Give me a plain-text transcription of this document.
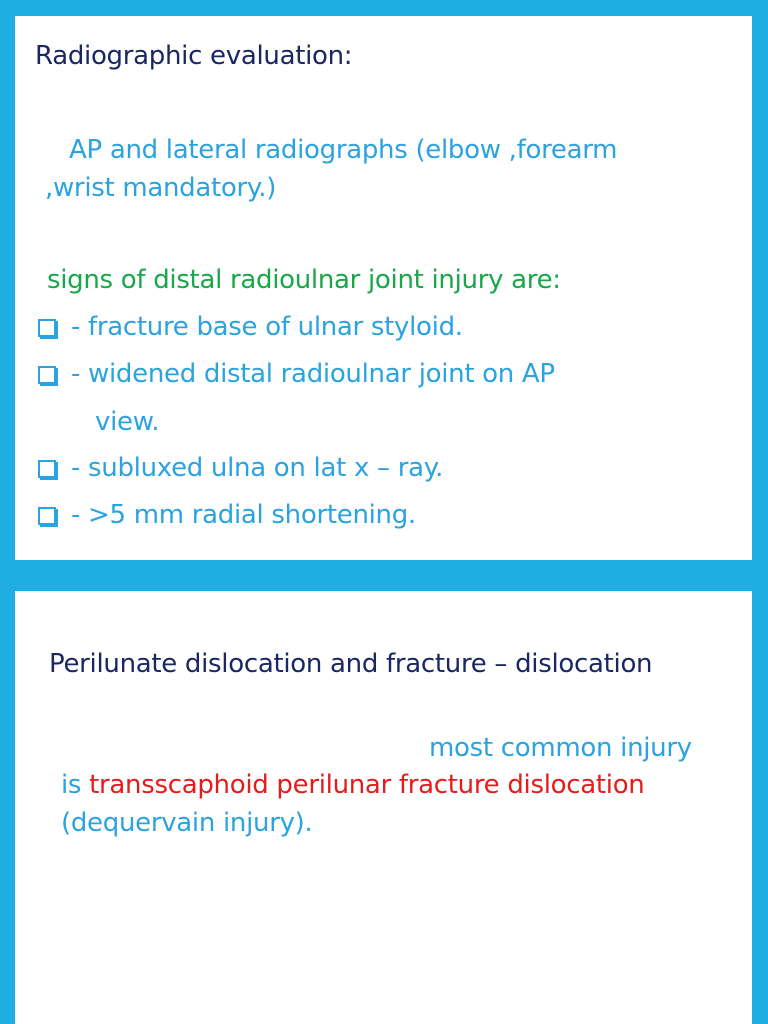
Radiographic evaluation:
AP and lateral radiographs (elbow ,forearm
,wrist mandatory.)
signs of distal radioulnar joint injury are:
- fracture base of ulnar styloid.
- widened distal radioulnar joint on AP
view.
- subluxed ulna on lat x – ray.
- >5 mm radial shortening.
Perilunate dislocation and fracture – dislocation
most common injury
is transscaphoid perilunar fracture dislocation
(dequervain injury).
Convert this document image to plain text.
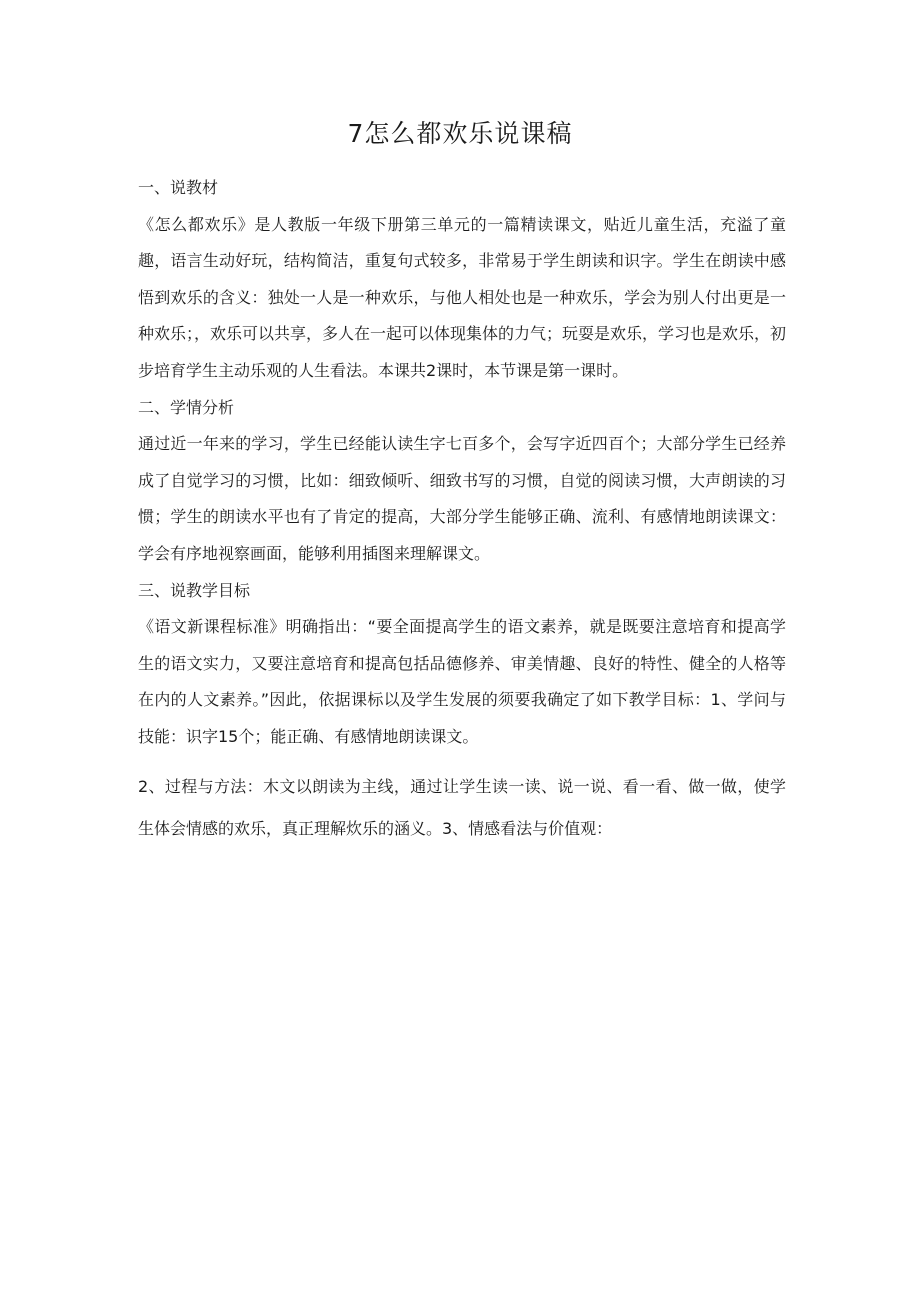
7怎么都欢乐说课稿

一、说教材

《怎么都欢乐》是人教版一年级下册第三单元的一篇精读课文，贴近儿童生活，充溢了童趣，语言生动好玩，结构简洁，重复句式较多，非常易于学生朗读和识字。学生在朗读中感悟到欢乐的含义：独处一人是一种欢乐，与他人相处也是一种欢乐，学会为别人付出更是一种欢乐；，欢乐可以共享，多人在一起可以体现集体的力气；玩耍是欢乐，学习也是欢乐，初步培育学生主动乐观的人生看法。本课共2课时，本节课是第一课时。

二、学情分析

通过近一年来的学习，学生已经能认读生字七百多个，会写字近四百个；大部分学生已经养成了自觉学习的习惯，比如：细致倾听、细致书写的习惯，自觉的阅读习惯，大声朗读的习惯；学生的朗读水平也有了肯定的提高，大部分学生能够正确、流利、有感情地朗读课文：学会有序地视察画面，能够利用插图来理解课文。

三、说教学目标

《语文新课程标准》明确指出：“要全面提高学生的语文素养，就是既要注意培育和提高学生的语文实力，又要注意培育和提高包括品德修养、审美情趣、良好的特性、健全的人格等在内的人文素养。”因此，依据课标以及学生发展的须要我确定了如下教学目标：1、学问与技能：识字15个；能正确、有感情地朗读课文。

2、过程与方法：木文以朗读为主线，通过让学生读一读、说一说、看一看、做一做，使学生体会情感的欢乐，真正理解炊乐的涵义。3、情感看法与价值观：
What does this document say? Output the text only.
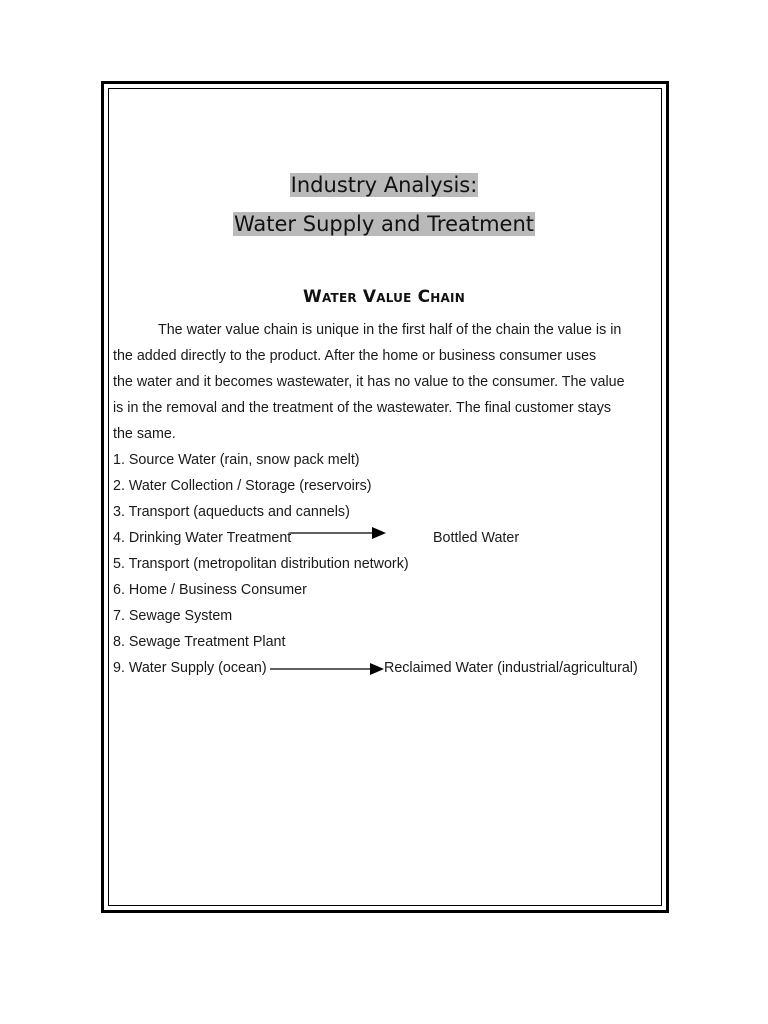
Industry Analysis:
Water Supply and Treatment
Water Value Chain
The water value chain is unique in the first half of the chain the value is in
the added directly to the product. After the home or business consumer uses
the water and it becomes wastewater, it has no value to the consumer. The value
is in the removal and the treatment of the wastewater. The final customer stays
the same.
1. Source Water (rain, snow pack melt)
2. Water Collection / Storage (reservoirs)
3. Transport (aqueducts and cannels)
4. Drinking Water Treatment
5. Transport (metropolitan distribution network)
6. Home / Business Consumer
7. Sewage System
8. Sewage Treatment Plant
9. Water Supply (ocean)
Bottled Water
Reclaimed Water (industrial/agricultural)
***
> _WHAT IS NEEDED_: Extract the entries in full, exactly as they are, minus the pictures.

> _COMPLETED TASK_:
Give me a plain-text transcription of this document.
Radiographic evaluation:
AP and lateral radiographs (elbow ,forearm
,wrist mandatory.)
signs of distal radioulnar joint injury are:
- fracture base of ulnar styloid.
- widened distal radioulnar joint on AP
view.
- subluxed ulna on lat x – ray.
- >5 mm radial shortening.
Perilunate dislocation and fracture – dislocation
most common injury
is transscaphoid perilunar fracture dislocation
(dequervain injury).
Convert this document image to plain text.
7怎么都欢乐说课稿

一、说教材

《怎么都欢乐》是人教版一年级下册第三单元的一篇精读课文，贴近儿童生活，充溢了童趣，语言生动好玩，结构简洁，重复句式较多，非常易于学生朗读和识字。学生在朗读中感悟到欢乐的含义：独处一人是一种欢乐，与他人相处也是一种欢乐，学会为别人付出更是一种欢乐；，欢乐可以共享，多人在一起可以体现集体的力气；玩耍是欢乐，学习也是欢乐，初步培育学生主动乐观的人生看法。本课共2课时，本节课是第一课时。

二、学情分析

通过近一年来的学习，学生已经能认读生字七百多个，会写字近四百个；大部分学生已经养成了自觉学习的习惯，比如：细致倾听、细致书写的习惯，自觉的阅读习惯，大声朗读的习惯；学生的朗读水平也有了肯定的提高，大部分学生能够正确、流利、有感情地朗读课文：学会有序地视察画面，能够利用插图来理解课文。

三、说教学目标

《语文新课程标准》明确指出：“要全面提高学生的语文素养，就是既要注意培育和提高学生的语文实力，又要注意培育和提高包括品德修养、审美情趣、良好的特性、健全的人格等在内的人文素养。”因此，依据课标以及学生发展的须要我确定了如下教学目标：1、学问与技能：识字15个；能正确、有感情地朗读课文。

2、过程与方法：木文以朗读为主线，通过让学生读一读、说一说、看一看、做一做，使学生体会情感的欢乐，真正理解炊乐的涵义。3、情感看法与价值观：
What does this document say? Output the text only.
Industry Analysis:
Water Supply and Treatment
Water Value Chain
The water value chain is unique in the first half of the chain the value is in
the added directly to the product. After the home or business consumer uses
the water and it becomes wastewater, it has no value to the consumer. The value
is in the removal and the treatment of the wastewater. The final customer stays
the same.
1. Source Water (rain, snow pack melt)
2. Water Collection / Storage (reservoirs)
3. Transport (aqueducts and cannels)
4. Drinking Water Treatment
5. Transport (metropolitan distribution network)
6. Home / Business Consumer
7. Sewage System
8. Sewage Treatment Plant
9. Water Supply (ocean)
Bottled Water
Reclaimed Water (industrial/agricultural)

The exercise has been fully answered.